• WHAT YOU ARE ASKED TO DO: Check each line of the listing, and copy it if it contains the word "right".

## BEGIN INPUT MATERIAL

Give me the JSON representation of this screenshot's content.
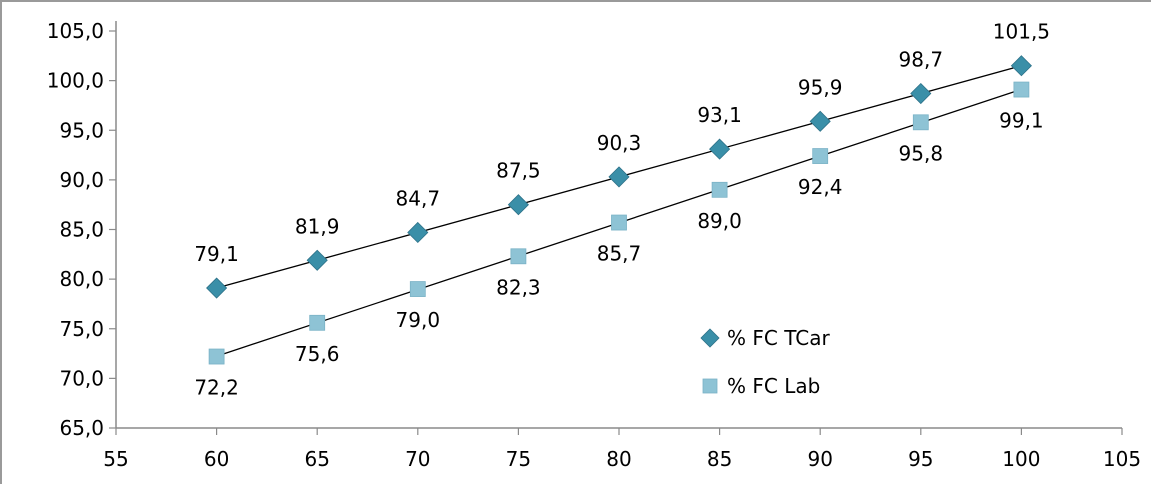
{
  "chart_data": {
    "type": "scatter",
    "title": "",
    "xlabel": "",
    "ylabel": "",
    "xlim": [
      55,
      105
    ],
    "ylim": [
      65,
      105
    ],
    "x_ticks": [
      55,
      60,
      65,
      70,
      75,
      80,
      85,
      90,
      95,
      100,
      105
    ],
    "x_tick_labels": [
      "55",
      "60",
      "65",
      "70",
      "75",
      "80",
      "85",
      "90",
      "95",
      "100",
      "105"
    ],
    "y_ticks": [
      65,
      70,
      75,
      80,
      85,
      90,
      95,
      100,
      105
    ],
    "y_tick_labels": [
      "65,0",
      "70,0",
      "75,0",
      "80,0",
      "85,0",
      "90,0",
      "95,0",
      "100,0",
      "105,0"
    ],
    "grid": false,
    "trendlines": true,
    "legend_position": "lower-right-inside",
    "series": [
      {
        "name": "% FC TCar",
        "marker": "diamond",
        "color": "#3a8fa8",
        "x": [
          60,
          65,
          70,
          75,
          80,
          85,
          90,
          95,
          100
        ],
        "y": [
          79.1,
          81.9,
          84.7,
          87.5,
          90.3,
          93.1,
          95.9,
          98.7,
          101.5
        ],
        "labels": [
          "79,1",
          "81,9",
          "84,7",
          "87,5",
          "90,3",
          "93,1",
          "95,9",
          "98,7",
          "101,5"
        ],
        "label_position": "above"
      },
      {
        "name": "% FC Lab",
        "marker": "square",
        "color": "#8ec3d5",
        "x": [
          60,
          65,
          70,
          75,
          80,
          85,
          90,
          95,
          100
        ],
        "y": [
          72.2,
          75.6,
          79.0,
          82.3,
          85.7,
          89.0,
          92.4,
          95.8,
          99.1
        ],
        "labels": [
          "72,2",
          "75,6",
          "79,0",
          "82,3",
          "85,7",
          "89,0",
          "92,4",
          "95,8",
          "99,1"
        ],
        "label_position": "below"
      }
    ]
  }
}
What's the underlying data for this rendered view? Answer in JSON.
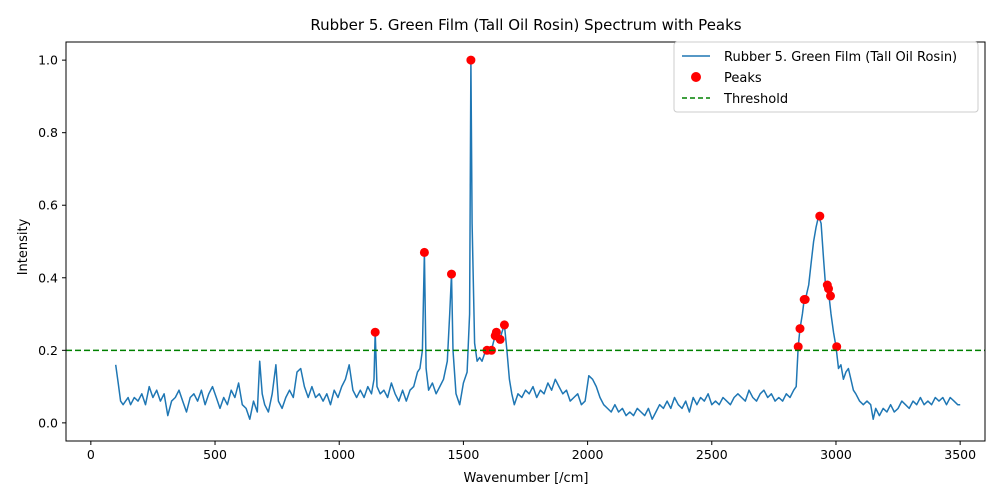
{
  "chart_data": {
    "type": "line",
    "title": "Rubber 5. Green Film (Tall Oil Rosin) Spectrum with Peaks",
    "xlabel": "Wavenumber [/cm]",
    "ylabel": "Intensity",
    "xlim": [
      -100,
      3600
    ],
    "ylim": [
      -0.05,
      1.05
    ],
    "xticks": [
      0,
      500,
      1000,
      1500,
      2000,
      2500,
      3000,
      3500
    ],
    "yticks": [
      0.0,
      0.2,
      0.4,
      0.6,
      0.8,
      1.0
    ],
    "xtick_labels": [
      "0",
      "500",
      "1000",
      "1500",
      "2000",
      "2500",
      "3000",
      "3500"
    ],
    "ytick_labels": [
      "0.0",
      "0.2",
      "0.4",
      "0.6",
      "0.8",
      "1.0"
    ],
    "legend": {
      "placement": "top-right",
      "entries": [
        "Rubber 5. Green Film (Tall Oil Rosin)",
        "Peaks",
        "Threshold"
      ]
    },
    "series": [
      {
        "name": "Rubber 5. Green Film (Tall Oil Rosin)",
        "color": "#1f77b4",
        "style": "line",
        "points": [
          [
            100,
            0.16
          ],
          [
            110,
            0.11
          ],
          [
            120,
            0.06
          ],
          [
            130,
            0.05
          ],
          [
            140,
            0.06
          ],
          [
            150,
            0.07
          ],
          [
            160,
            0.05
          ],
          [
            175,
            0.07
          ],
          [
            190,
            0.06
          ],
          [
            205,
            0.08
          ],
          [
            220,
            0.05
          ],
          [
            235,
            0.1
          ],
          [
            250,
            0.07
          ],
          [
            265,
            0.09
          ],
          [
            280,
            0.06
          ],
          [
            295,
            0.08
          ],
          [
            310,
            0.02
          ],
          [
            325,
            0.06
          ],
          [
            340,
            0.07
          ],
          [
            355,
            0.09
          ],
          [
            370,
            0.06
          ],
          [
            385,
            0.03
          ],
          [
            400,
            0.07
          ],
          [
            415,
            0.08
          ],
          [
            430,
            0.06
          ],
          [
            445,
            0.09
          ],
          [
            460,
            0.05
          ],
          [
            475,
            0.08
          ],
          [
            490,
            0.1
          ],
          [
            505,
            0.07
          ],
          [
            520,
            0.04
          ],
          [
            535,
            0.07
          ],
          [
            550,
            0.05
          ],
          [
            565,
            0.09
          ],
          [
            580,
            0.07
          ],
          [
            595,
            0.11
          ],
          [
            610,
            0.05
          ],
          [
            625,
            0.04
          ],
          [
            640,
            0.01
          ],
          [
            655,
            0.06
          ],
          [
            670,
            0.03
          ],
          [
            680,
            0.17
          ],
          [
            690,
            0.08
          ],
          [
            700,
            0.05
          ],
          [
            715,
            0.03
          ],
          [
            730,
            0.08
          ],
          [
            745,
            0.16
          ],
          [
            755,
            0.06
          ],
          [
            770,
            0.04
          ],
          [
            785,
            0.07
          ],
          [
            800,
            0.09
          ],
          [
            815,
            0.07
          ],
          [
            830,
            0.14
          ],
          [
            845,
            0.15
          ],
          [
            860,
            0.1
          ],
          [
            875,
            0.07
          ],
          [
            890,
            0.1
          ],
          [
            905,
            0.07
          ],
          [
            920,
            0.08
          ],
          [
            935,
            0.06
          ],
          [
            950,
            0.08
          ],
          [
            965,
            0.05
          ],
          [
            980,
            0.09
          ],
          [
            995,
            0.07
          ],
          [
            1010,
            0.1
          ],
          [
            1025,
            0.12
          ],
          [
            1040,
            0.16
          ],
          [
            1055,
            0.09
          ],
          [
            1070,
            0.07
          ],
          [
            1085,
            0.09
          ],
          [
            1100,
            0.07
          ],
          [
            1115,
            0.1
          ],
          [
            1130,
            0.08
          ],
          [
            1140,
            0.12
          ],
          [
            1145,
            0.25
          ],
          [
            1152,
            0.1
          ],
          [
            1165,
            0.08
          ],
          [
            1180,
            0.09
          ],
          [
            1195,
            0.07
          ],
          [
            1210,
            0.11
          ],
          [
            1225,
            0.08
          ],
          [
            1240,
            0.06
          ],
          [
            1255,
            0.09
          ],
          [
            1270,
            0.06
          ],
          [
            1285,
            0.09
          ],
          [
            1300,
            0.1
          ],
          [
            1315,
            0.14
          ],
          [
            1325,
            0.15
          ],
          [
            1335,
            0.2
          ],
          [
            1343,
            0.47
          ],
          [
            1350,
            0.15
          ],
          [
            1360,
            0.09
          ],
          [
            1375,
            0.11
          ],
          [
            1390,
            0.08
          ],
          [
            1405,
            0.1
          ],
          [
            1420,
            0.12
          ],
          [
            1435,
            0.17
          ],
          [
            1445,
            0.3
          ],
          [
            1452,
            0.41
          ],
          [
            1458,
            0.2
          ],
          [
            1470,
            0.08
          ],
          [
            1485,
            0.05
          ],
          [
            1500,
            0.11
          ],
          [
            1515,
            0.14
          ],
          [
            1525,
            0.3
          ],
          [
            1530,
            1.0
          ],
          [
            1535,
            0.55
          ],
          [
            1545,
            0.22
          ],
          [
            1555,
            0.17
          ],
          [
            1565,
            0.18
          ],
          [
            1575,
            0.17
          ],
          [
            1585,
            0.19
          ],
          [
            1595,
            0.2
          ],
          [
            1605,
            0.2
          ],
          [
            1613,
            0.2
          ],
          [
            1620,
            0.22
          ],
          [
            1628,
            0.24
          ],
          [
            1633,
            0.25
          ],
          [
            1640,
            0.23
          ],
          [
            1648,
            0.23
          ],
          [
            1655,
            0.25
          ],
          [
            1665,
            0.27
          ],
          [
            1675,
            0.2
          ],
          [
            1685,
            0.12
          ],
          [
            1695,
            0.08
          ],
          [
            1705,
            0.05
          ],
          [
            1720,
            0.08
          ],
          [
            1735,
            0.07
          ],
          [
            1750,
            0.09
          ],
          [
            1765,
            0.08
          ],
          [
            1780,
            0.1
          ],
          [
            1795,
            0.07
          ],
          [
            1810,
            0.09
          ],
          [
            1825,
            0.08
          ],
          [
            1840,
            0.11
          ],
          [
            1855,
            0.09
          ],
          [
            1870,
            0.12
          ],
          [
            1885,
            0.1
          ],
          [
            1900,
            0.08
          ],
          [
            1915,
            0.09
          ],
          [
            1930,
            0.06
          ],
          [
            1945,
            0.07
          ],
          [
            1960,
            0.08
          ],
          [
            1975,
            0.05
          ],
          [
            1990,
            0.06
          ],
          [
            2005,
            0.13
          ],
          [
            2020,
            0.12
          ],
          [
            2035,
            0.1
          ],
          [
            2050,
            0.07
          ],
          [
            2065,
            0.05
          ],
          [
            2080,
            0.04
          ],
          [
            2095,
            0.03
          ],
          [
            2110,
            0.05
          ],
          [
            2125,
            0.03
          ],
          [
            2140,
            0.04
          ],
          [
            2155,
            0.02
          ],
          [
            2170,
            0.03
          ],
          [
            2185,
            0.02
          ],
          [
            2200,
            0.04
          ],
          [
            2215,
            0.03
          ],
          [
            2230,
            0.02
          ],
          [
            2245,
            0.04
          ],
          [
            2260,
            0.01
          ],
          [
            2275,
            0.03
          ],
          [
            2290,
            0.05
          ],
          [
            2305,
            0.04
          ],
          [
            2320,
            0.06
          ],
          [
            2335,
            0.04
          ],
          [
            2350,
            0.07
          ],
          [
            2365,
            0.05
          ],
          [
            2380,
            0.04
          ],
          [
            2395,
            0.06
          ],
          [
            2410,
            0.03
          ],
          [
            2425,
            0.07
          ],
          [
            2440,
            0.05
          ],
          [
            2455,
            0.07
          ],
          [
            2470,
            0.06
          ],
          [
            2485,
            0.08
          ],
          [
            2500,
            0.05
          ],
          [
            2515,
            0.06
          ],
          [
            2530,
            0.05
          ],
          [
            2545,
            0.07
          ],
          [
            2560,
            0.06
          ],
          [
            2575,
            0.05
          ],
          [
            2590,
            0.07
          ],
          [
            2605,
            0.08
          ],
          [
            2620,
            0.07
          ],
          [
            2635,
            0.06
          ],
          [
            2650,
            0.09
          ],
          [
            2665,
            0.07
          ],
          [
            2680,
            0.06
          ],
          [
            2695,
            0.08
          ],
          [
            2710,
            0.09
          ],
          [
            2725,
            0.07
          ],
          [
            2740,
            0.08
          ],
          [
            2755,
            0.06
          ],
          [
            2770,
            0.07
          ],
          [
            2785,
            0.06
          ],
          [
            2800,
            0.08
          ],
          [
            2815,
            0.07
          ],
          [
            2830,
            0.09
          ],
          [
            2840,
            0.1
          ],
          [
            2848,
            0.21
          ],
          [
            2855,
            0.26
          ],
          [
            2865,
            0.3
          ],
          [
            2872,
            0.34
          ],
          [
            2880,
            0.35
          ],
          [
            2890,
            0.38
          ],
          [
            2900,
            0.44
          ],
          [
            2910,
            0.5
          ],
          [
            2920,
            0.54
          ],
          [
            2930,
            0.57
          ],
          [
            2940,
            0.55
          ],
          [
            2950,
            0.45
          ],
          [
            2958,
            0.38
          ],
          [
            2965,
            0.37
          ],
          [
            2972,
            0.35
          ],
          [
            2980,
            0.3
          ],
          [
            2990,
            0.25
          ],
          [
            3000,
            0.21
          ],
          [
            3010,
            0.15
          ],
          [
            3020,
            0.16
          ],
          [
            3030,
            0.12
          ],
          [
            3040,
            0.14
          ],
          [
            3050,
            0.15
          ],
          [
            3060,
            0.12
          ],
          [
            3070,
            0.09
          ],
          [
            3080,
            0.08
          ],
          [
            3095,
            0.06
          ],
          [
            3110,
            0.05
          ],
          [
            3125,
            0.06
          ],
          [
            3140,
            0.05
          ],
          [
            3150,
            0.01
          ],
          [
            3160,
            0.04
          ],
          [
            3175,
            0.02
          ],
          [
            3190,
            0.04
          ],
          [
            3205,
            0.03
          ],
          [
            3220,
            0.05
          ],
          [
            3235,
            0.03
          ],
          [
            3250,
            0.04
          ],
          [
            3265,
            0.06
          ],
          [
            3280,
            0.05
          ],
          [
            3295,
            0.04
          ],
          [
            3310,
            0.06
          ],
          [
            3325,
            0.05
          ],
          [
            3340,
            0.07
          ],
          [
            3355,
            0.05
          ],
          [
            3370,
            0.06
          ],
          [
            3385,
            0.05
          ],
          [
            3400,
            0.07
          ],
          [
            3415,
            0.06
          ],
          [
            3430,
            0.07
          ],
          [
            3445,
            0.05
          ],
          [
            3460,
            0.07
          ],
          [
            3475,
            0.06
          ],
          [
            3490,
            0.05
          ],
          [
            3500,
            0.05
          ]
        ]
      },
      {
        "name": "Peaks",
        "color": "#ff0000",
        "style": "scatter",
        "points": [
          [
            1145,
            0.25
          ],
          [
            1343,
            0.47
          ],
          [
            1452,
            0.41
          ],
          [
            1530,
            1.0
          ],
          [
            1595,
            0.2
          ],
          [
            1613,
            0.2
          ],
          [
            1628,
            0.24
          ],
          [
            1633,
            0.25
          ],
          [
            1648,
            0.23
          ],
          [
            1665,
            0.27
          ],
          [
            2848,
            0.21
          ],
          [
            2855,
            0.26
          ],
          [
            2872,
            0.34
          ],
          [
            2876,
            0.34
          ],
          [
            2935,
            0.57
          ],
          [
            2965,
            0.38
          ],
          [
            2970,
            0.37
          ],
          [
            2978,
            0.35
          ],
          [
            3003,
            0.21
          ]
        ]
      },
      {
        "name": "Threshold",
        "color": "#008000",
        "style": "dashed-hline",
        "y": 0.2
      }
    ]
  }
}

## END INPUT MATERIAL

• SOLVED EXERCISE:
    "legend_position": "lower-right-inside",
      "placement": "top-right",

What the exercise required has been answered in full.